» **Supplied entries**

::::::::::

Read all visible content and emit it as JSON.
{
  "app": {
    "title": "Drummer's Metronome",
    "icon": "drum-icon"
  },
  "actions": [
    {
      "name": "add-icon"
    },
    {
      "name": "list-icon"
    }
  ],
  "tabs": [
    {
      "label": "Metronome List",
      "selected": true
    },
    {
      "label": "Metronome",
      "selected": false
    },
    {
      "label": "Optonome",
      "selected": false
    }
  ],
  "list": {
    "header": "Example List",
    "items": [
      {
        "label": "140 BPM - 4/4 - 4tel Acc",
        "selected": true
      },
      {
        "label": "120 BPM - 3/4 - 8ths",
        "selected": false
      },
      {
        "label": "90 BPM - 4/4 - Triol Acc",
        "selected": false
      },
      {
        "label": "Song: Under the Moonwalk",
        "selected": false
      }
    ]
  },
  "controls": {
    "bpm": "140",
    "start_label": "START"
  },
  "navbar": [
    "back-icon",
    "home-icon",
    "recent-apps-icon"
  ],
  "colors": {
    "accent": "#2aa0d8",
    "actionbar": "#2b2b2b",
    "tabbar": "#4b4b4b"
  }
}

::::::::::

» **Instructions to follow**
Wherever the string "Metronome" appears in the entries above, list that line.

» **Written response**
    "title": "Drummer's Metronome",
      "label": "Metronome List",
      "label": "Metronome",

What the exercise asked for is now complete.